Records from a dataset

-- Start --

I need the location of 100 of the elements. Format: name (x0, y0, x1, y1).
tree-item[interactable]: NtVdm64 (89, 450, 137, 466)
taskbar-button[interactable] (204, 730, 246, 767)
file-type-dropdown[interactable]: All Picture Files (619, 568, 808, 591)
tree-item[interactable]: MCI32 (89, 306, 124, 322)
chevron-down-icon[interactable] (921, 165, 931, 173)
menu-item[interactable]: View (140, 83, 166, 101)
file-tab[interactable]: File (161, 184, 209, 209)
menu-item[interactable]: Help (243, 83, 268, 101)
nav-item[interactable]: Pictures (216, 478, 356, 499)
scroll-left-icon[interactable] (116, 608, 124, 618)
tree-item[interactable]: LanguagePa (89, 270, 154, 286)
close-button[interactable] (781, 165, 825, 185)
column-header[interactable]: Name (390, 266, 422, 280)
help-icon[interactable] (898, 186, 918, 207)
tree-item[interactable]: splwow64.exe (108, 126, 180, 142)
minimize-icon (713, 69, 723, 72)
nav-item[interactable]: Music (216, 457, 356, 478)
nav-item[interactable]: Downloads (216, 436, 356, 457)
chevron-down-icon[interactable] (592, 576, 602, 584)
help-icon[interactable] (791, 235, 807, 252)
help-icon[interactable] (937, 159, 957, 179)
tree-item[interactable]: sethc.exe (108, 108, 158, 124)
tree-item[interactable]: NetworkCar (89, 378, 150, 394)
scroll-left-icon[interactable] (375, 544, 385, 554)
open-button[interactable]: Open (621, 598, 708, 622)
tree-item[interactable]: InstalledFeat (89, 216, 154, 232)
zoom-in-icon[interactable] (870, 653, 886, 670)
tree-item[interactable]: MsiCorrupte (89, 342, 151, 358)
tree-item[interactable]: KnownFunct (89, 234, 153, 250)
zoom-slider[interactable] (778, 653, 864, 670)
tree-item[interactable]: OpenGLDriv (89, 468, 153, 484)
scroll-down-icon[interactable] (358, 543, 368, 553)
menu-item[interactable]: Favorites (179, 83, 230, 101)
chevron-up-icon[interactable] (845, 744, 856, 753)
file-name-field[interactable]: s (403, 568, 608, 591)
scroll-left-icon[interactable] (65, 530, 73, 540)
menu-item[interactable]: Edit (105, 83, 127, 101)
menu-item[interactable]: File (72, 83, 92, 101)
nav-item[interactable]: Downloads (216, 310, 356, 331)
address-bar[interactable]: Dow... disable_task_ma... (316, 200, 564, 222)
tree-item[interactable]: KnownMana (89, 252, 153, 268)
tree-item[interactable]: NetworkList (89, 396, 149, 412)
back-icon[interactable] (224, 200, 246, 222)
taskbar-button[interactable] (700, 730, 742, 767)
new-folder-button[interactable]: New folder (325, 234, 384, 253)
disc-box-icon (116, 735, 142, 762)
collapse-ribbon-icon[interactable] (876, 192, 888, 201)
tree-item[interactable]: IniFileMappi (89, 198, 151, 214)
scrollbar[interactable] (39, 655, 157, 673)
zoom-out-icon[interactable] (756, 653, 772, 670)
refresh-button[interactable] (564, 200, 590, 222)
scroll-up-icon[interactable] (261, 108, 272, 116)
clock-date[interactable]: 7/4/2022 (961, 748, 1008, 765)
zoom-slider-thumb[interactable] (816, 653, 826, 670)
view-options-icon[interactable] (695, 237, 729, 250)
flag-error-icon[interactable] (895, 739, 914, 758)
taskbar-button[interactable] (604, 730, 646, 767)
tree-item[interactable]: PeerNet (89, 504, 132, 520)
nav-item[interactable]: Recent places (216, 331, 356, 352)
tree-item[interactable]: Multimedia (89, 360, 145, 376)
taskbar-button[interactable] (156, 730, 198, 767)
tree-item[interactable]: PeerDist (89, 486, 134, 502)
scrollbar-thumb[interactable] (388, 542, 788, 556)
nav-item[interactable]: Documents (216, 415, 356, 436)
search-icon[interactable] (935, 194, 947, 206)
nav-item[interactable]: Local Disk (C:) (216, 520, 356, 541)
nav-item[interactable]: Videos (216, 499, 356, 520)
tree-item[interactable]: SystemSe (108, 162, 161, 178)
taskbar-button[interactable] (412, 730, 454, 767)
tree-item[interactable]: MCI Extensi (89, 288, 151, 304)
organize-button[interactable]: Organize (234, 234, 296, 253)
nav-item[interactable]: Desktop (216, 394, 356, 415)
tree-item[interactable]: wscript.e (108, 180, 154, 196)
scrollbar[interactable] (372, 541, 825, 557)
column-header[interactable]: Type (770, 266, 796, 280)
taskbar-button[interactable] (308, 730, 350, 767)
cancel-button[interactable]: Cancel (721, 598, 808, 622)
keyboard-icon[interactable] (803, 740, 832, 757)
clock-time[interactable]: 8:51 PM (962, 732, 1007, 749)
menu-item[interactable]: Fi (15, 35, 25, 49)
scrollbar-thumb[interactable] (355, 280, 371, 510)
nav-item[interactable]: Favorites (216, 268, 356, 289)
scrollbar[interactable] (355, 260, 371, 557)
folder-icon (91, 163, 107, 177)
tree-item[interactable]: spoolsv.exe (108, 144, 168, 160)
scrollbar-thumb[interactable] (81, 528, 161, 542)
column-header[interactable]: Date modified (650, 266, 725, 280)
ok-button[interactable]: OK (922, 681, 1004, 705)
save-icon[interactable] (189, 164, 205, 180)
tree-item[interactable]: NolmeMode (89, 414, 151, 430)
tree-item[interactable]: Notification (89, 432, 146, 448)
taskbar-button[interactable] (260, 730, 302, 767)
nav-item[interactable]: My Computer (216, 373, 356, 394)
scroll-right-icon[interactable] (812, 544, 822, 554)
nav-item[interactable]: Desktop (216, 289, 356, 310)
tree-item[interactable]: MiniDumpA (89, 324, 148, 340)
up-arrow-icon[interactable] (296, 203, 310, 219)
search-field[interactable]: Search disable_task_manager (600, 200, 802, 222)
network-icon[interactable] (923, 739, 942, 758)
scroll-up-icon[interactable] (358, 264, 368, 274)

-- End --

* _REQUIREMENT_:
Reproduce every line of the data above verbatim, with no changes of any kind.

* _FINISHED EXERCISE_:
I need the location of 100 of the elements. Format: name (x0, y0, x1, y1).
tree-item[interactable]: NtVdm64 (89, 450, 137, 466)
taskbar-button[interactable] (204, 730, 246, 767)
file-type-dropdown[interactable]: All Picture Files (619, 568, 808, 591)
tree-item[interactable]: MCI32 (89, 306, 124, 322)
chevron-down-icon[interactable] (921, 165, 931, 173)
menu-item[interactable]: View (140, 83, 166, 101)
file-tab[interactable]: File (161, 184, 209, 209)
menu-item[interactable]: Help (243, 83, 268, 101)
nav-item[interactable]: Pictures (216, 478, 356, 499)
scroll-left-icon[interactable] (116, 608, 124, 618)
tree-item[interactable]: LanguagePa (89, 270, 154, 286)
close-button[interactable] (781, 165, 825, 185)
column-header[interactable]: Name (390, 266, 422, 280)
help-icon[interactable] (898, 186, 918, 207)
tree-item[interactable]: splwow64.exe (108, 126, 180, 142)
minimize-icon (713, 69, 723, 72)
nav-item[interactable]: Music (216, 457, 356, 478)
nav-item[interactable]: Downloads (216, 436, 356, 457)
chevron-down-icon[interactable] (592, 576, 602, 584)
help-icon[interactable] (791, 235, 807, 252)
help-icon[interactable] (937, 159, 957, 179)
tree-item[interactable]: sethc.exe (108, 108, 158, 124)
tree-item[interactable]: NetworkCar (89, 378, 150, 394)
scroll-left-icon[interactable] (375, 544, 385, 554)
open-button[interactable]: Open (621, 598, 708, 622)
tree-item[interactable]: InstalledFeat (89, 216, 154, 232)
zoom-in-icon[interactable] (870, 653, 886, 670)
tree-item[interactable]: MsiCorrupte (89, 342, 151, 358)
tree-item[interactable]: KnownFunct (89, 234, 153, 250)
zoom-slider[interactable] (778, 653, 864, 670)
tree-item[interactable]: OpenGLDriv (89, 468, 153, 484)
scroll-down-icon[interactable] (358, 543, 368, 553)
menu-item[interactable]: Favorites (179, 83, 230, 101)
chevron-up-icon[interactable] (845, 744, 856, 753)
file-name-field[interactable]: s (403, 568, 608, 591)
scroll-left-icon[interactable] (65, 530, 73, 540)
menu-item[interactable]: Edit (105, 83, 127, 101)
menu-item[interactable]: File (72, 83, 92, 101)
nav-item[interactable]: Downloads (216, 310, 356, 331)
address-bar[interactable]: Dow... disable_task_ma... (316, 200, 564, 222)
tree-item[interactable]: KnownMana (89, 252, 153, 268)
tree-item[interactable]: NetworkList (89, 396, 149, 412)
back-icon[interactable] (224, 200, 246, 222)
taskbar-button[interactable] (700, 730, 742, 767)
new-folder-button[interactable]: New folder (325, 234, 384, 253)
disc-box-icon (116, 735, 142, 762)
collapse-ribbon-icon[interactable] (876, 192, 888, 201)
tree-item[interactable]: IniFileMappi (89, 198, 151, 214)
scrollbar[interactable] (39, 655, 157, 673)
zoom-out-icon[interactable] (756, 653, 772, 670)
refresh-button[interactable] (564, 200, 590, 222)
scroll-up-icon[interactable] (261, 108, 272, 116)
clock-date[interactable]: 7/4/2022 (961, 748, 1008, 765)
zoom-slider-thumb[interactable] (816, 653, 826, 670)
view-options-icon[interactable] (695, 237, 729, 250)
flag-error-icon[interactable] (895, 739, 914, 758)
taskbar-button[interactable] (604, 730, 646, 767)
tree-item[interactable]: PeerNet (89, 504, 132, 520)
nav-item[interactable]: Recent places (216, 331, 356, 352)
tree-item[interactable]: Multimedia (89, 360, 145, 376)
taskbar-button[interactable] (156, 730, 198, 767)
tree-item[interactable]: PeerDist (89, 486, 134, 502)
scrollbar-thumb[interactable] (388, 542, 788, 556)
nav-item[interactable]: Documents (216, 415, 356, 436)
search-icon[interactable] (935, 194, 947, 206)
nav-item[interactable]: Local Disk (C:) (216, 520, 356, 541)
nav-item[interactable]: Videos (216, 499, 356, 520)
tree-item[interactable]: SystemSe (108, 162, 161, 178)
taskbar-button[interactable] (412, 730, 454, 767)
tree-item[interactable]: MCI Extensi (89, 288, 151, 304)
organize-button[interactable]: Organize (234, 234, 296, 253)
nav-item[interactable]: Desktop (216, 394, 356, 415)
tree-item[interactable]: wscript.e (108, 180, 154, 196)
scrollbar[interactable] (372, 541, 825, 557)
column-header[interactable]: Type (770, 266, 796, 280)
taskbar-button[interactable] (308, 730, 350, 767)
cancel-button[interactable]: Cancel (721, 598, 808, 622)
keyboard-icon[interactable] (803, 740, 832, 757)
clock-time[interactable]: 8:51 PM (962, 732, 1007, 749)
menu-item[interactable]: Fi (15, 35, 25, 49)
scrollbar-thumb[interactable] (355, 280, 371, 510)
nav-item[interactable]: Favorites (216, 268, 356, 289)
scrollbar[interactable] (355, 260, 371, 557)
folder-icon (91, 163, 107, 177)
tree-item[interactable]: spoolsv.exe (108, 144, 168, 160)
scrollbar-thumb[interactable] (81, 528, 161, 542)
column-header[interactable]: Date modified (650, 266, 725, 280)
ok-button[interactable]: OK (922, 681, 1004, 705)
save-icon[interactable] (189, 164, 205, 180)
tree-item[interactable]: NolmeMode (89, 414, 151, 430)
tree-item[interactable]: Notification (89, 432, 146, 448)
taskbar-button[interactable] (260, 730, 302, 767)
nav-item[interactable]: My Computer (216, 373, 356, 394)
scroll-right-icon[interactable] (812, 544, 822, 554)
nav-item[interactable]: Desktop (216, 289, 356, 310)
tree-item[interactable]: MiniDumpA (89, 324, 148, 340)
up-arrow-icon[interactable] (296, 203, 310, 219)
search-field[interactable]: Search disable_task_manager (600, 200, 802, 222)
network-icon[interactable] (923, 739, 942, 758)
scroll-up-icon[interactable] (358, 264, 368, 274)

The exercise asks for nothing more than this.